▶ **What you will do**: Each line containing the word "page" should be found and copied.

:: Listed entries

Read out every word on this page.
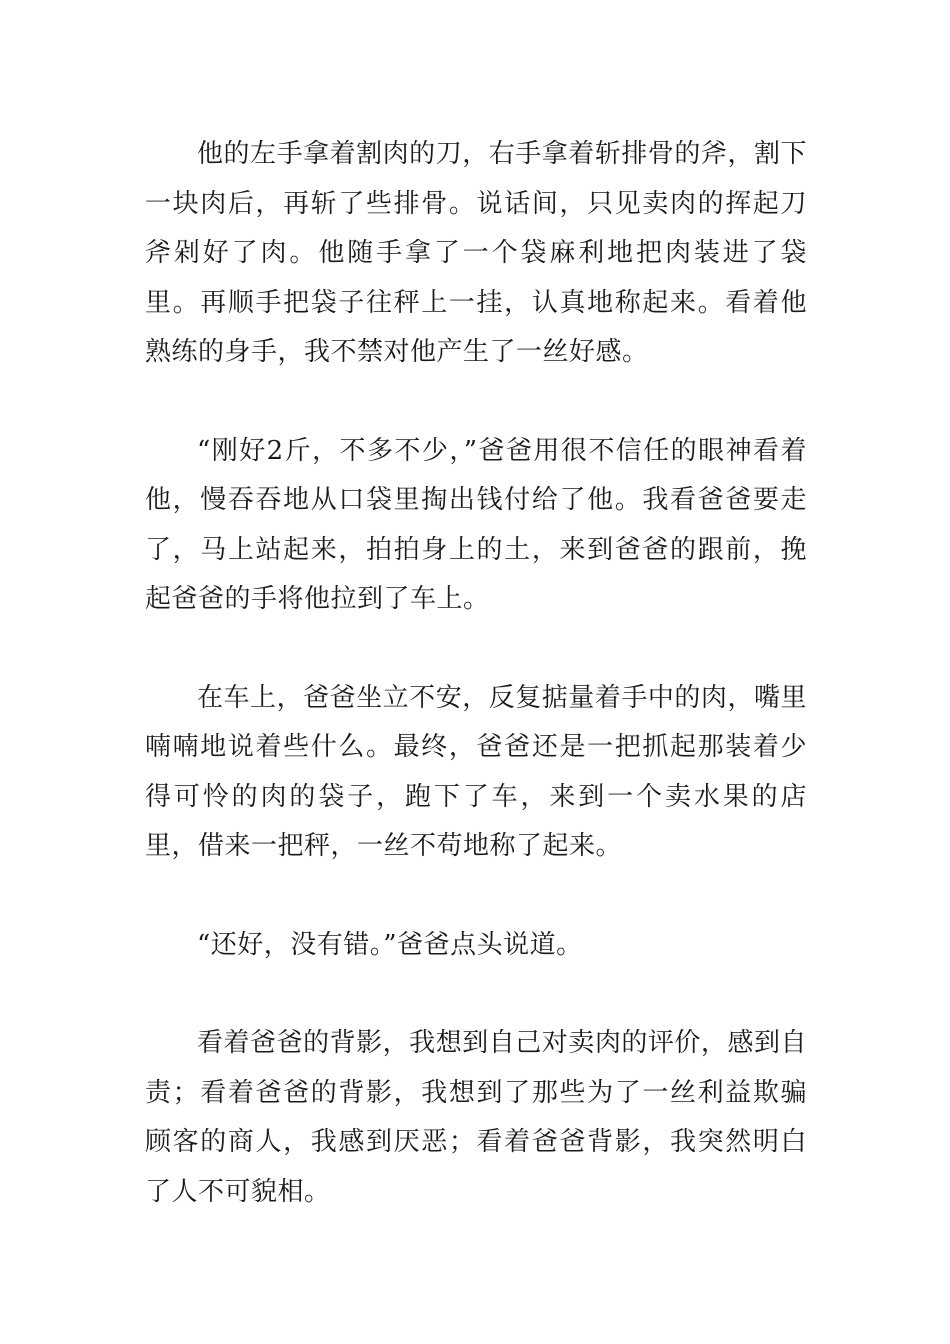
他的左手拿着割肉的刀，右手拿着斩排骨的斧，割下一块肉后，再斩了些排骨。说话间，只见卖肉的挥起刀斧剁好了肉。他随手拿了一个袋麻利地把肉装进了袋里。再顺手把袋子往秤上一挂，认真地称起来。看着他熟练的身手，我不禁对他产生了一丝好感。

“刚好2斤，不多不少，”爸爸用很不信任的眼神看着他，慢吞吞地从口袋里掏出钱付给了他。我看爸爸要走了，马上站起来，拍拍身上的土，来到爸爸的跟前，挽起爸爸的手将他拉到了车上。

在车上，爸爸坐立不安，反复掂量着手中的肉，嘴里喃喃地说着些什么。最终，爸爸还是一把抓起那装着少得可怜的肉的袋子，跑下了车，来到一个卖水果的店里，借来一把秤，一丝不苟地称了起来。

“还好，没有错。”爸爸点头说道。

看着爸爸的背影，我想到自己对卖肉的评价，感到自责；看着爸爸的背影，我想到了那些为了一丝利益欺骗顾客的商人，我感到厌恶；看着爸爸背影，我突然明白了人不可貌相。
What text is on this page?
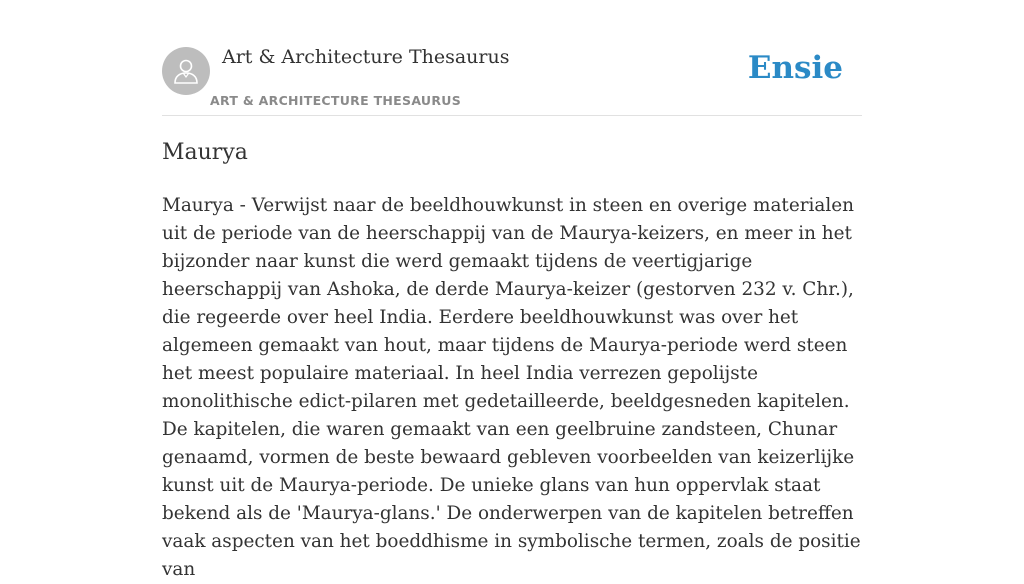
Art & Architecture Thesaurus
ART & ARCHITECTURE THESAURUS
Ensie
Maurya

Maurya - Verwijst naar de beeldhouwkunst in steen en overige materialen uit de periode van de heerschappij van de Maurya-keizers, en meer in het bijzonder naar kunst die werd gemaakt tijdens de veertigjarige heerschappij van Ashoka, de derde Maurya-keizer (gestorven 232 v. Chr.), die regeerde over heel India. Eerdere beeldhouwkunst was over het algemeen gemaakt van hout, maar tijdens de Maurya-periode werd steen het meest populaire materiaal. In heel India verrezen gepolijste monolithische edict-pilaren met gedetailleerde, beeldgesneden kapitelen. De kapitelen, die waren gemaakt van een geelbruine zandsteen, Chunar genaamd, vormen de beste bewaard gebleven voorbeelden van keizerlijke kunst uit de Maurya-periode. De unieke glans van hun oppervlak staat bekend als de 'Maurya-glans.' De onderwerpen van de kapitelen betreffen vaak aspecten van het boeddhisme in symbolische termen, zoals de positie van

::::

▶ **Answer to this problem**:
Read out every word on this page.
What text is on this page?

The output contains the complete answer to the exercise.